[Work to be completed] Gather every line in the records below that contains the word "JSON".

[Exercise material]

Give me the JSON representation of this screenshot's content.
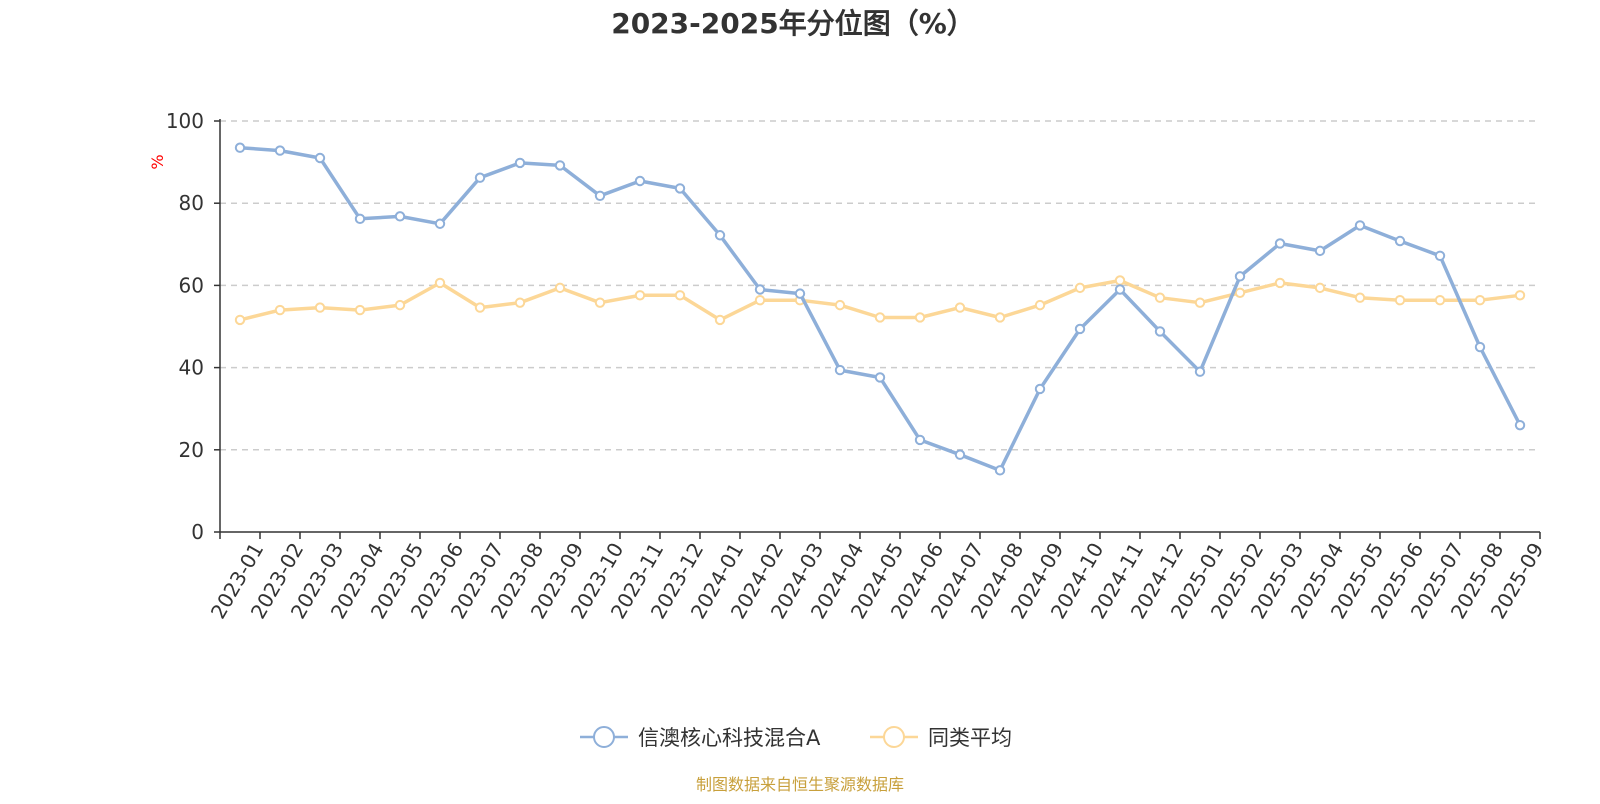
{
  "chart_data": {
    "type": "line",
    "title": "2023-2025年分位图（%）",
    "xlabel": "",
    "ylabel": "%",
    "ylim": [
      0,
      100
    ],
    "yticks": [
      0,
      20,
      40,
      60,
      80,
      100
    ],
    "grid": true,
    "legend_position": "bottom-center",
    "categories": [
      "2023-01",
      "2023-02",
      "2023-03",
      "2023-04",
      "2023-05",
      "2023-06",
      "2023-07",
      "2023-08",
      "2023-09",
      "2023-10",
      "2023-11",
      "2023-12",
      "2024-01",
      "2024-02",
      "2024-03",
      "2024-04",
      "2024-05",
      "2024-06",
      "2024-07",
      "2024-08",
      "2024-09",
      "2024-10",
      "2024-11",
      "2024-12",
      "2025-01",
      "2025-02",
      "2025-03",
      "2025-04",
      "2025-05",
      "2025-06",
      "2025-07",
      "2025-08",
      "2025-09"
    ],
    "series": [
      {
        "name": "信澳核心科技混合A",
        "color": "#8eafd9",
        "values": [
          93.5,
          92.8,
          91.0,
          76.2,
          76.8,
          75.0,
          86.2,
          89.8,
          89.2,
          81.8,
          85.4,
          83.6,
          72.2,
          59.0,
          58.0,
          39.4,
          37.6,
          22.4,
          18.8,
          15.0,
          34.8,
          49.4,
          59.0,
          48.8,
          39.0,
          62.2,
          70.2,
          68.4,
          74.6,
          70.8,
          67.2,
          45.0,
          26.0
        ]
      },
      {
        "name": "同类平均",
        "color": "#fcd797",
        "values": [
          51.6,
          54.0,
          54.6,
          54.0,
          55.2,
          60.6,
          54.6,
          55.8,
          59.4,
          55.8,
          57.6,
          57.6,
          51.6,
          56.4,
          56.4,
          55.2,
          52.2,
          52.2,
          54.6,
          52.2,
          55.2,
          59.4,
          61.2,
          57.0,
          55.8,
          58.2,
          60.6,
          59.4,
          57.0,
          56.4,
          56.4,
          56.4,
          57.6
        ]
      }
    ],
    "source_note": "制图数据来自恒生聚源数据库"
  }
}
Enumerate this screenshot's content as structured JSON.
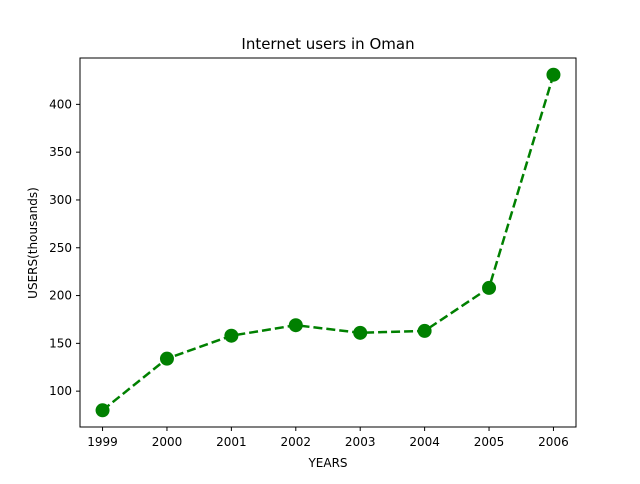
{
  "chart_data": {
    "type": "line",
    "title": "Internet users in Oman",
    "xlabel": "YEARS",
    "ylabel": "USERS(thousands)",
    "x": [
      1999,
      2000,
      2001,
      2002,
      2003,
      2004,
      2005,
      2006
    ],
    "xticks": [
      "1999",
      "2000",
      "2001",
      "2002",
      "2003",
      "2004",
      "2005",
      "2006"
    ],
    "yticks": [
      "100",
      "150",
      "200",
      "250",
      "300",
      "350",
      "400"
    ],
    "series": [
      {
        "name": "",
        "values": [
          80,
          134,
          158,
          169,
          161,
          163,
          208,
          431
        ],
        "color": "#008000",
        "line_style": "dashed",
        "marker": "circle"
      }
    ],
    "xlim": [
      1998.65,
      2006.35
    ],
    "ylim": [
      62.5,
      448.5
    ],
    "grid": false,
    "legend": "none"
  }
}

[Task result]
Give me the JSON representation of this screenshot's content.
Enumerate this screenshot's content as structured JSON.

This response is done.